■ **Given task**:
Scan the listing below and copy every line holding "Schmutzbehälters".

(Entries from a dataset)
_ _ _ _
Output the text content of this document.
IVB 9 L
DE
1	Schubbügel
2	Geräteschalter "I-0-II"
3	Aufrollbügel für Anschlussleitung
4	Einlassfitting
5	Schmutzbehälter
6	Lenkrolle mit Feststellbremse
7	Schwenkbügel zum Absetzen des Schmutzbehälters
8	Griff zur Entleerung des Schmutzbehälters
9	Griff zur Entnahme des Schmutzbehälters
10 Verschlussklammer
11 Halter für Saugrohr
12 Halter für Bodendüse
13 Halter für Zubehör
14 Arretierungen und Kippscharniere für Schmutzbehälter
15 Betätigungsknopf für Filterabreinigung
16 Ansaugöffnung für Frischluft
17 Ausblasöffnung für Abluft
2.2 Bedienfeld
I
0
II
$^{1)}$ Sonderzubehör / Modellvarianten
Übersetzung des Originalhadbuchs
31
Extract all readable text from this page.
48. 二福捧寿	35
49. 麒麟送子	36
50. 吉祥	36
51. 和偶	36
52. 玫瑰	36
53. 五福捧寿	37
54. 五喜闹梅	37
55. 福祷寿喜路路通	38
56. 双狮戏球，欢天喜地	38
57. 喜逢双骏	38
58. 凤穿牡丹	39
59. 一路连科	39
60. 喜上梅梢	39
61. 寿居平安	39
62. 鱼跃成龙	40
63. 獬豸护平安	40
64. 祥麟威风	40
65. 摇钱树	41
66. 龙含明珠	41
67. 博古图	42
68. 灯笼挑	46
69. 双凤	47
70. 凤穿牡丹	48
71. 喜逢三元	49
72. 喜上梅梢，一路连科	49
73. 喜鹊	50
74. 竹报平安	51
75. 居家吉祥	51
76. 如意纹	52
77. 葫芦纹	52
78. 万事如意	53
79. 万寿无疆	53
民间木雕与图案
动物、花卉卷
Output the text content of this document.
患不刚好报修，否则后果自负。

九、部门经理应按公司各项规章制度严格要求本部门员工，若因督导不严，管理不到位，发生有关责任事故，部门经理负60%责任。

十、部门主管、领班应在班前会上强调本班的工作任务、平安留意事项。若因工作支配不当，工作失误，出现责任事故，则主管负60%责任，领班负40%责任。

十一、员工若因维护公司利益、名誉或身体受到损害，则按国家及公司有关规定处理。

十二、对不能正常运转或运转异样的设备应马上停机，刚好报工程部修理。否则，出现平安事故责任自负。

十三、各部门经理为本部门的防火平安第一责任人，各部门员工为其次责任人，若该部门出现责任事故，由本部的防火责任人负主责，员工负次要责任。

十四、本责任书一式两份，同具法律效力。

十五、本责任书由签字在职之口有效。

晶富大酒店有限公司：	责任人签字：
_ _ _ _
■ **Full output**:
7	Schwenkbügel zum Absetzen des Schmutzbehälters
8	Griff zur Entleerung des Schmutzbehälters
9	Griff zur Entnahme des Schmutzbehälters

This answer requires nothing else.